## Required task
Give the count of lines in the data that include the string "JSON", with no added remarks.

Start of Material provided

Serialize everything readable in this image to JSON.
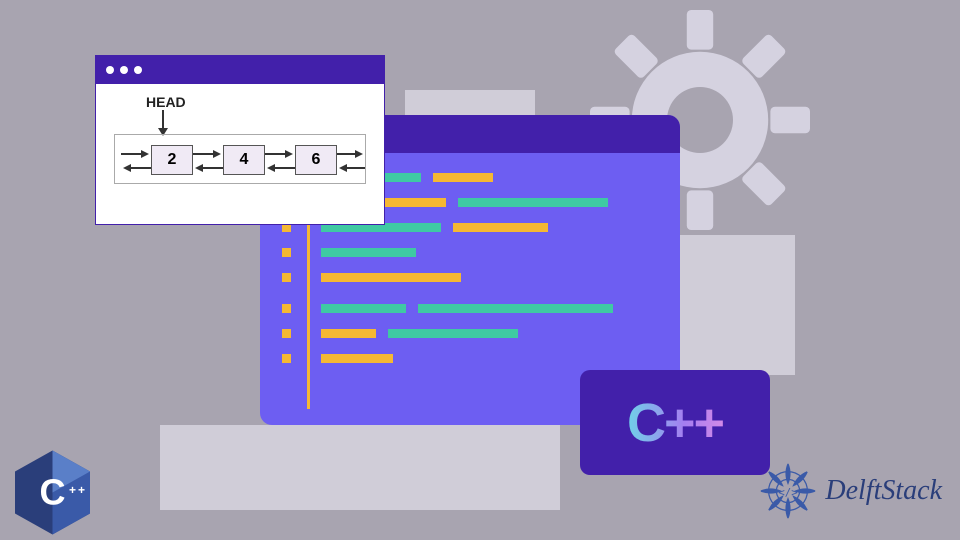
{
  "diagram": {
    "head_label": "HEAD",
    "nodes": [
      "2",
      "4",
      "6"
    ]
  },
  "cpp_badge": "C++",
  "brand": "DelftStack",
  "colors": {
    "bg": "#a8a4b0",
    "purple_dark": "#4220aa",
    "purple": "#6d5ef2",
    "orange": "#f5b833",
    "teal": "#3fc9a3"
  }
}
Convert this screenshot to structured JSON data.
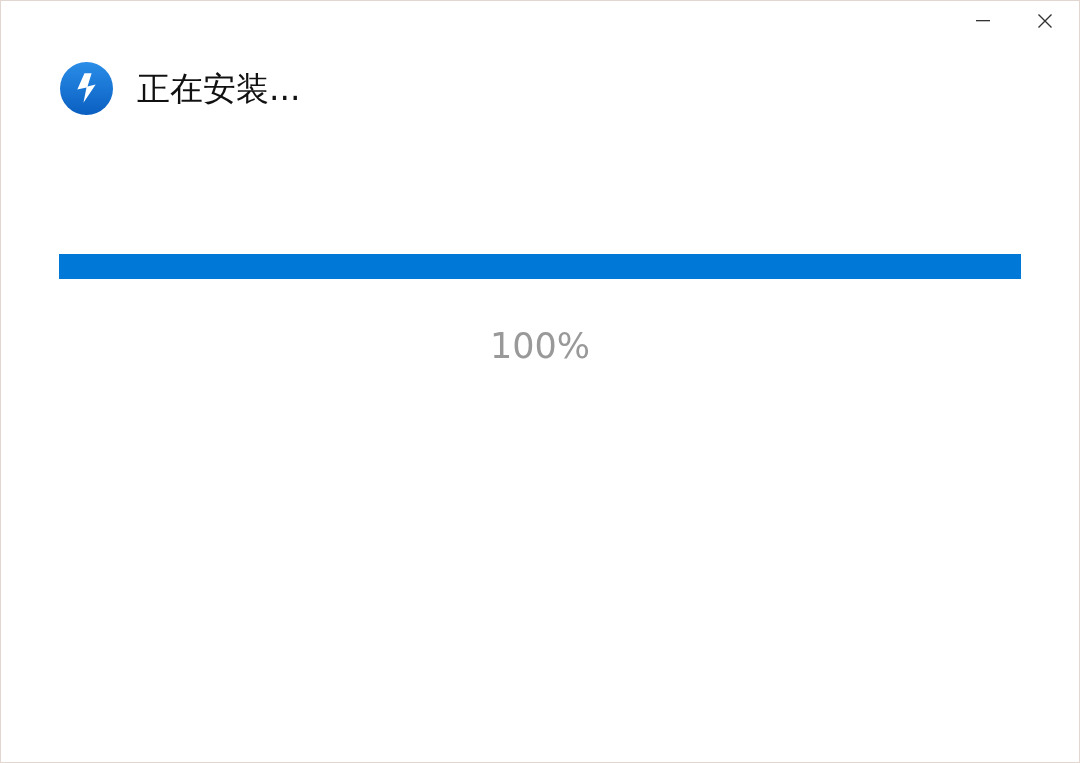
{
  "header": {
    "title": "正在安装..."
  },
  "progress": {
    "level": 1,
    "reading": "100%"
  }
}
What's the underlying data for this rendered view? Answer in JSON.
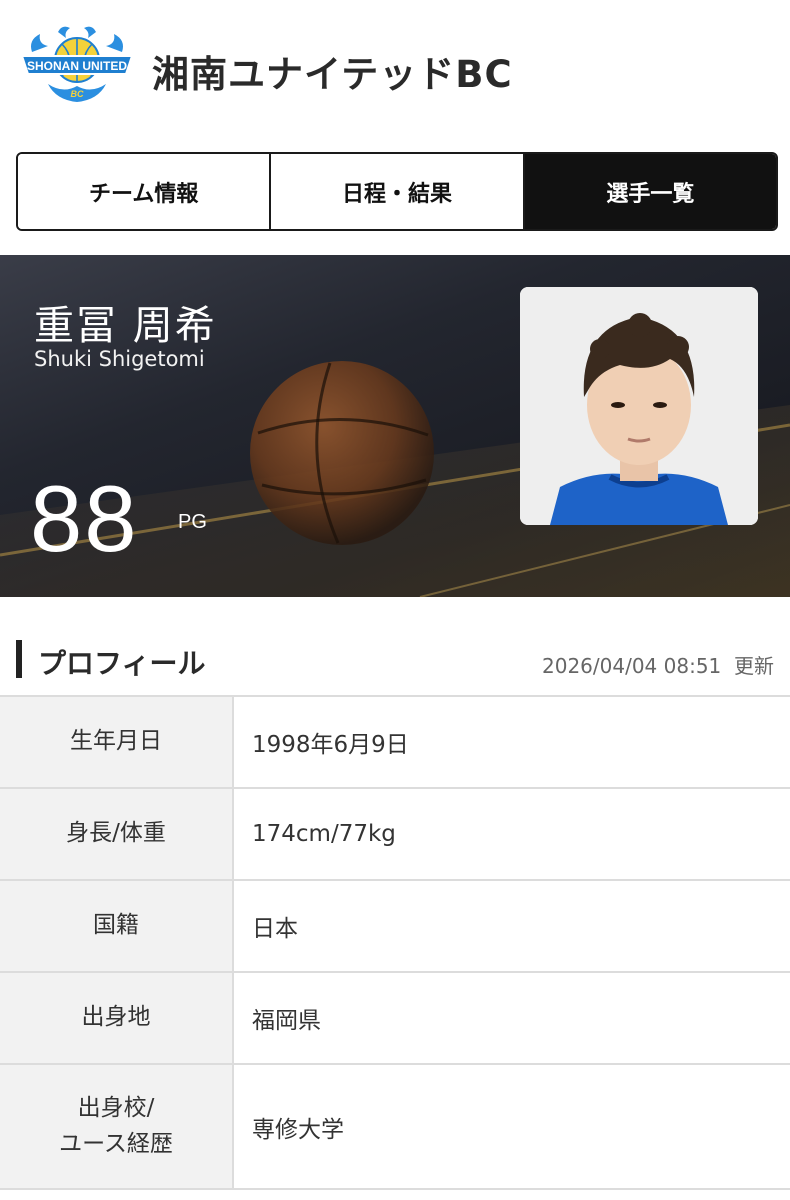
{
  "header": {
    "logo_text": "SHONAN UNITED",
    "logo_sub": "BC",
    "team_name": "湘南ユナイテッドBC"
  },
  "tabs": [
    {
      "label": "チーム情報",
      "active": false
    },
    {
      "label": "日程・結果",
      "active": false
    },
    {
      "label": "選手一覧",
      "active": true
    }
  ],
  "player": {
    "name_jp": "重冨 周希",
    "name_en": "Shuki Shigetomi",
    "number": "88",
    "position": "PG"
  },
  "profile": {
    "title": "プロフィール",
    "updated_date": "2026/04/04 08:51",
    "updated_label": "更新",
    "rows": [
      {
        "label": "生年月日",
        "value": "1998年6月9日"
      },
      {
        "label": "身長/体重",
        "value": "174cm/77kg"
      },
      {
        "label": "国籍",
        "value": "日本"
      },
      {
        "label": "出身地",
        "value": "福岡県"
      },
      {
        "label_line1": "出身校/",
        "label_line2": "ユース経歴",
        "value": "専修大学"
      }
    ]
  },
  "colors": {
    "accent": "#111111",
    "logo_blue": "#1f7fd0",
    "logo_yellow": "#f5d23a",
    "jersey_blue": "#1e63c8"
  }
}
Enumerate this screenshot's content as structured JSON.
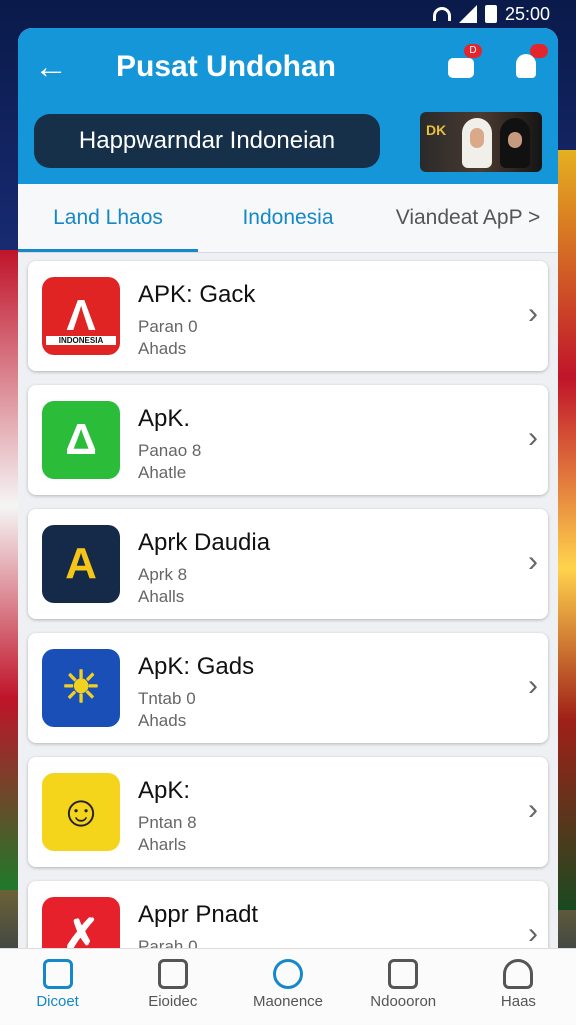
{
  "statusbar": {
    "time": "25:00"
  },
  "header": {
    "back_icon": "arrow-left-icon",
    "title": "Pusat Undohan",
    "message_badge": "D",
    "banner_text": "Happwarndar Indoneian",
    "thumb_text": "DK"
  },
  "tabs": [
    {
      "label": "Land Lhaos",
      "active": true
    },
    {
      "label": "Indonesia",
      "active": false
    },
    {
      "label": "Viandeat ApP >",
      "active": false
    }
  ],
  "apps": [
    {
      "name": "APK: Gack",
      "line1": "Paran  0",
      "line2": "Ahads",
      "icon": "red-a-logo-icon",
      "icon_sub": "INDONESIA"
    },
    {
      "name": "ApK.",
      "line1": "Panao  8",
      "line2": "Ahatle",
      "icon": "green-bell-icon"
    },
    {
      "name": "Aprk Daudia",
      "line1": "Aprk  8",
      "line2": "Ahalls",
      "icon": "dark-a-logo-icon"
    },
    {
      "name": "ApK: Gads",
      "line1": "Tntab  0",
      "line2": "Ahads",
      "icon": "blue-sun-icon"
    },
    {
      "name": "ApK:",
      "line1": "Pntan  8",
      "line2": "Aharls",
      "icon": "yellow-face-icon"
    },
    {
      "name": "Appr Pnadt",
      "line1": "Parah  0",
      "line2": "",
      "icon": "red-x-logo-icon"
    }
  ],
  "bottomnav": [
    {
      "label": "Dicoet",
      "active": true,
      "icon": "home-icon"
    },
    {
      "label": "Eioidec",
      "active": false,
      "icon": "gallery-icon"
    },
    {
      "label": "Maonence",
      "active": false,
      "icon": "search-icon"
    },
    {
      "label": "Ndoooron",
      "active": false,
      "icon": "devices-icon"
    },
    {
      "label": "Haas",
      "active": false,
      "icon": "person-icon"
    }
  ]
}
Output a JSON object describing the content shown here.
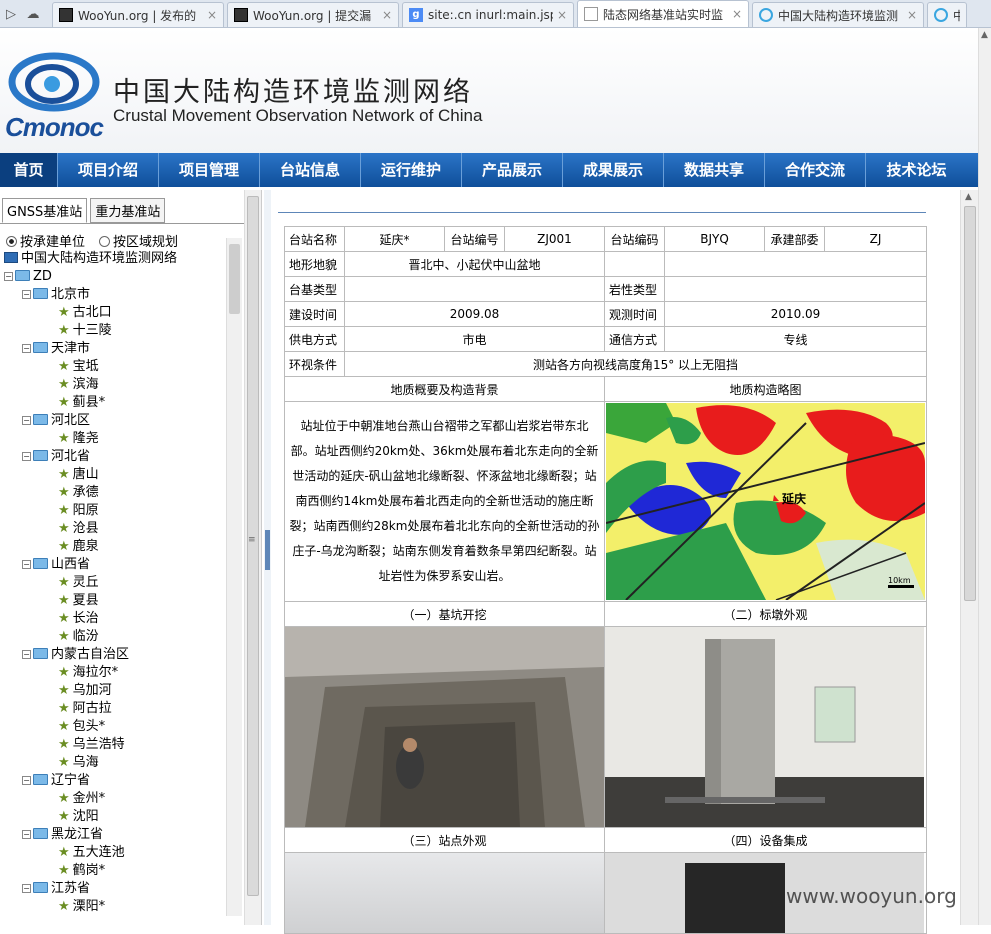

End of Material provided

## Response
5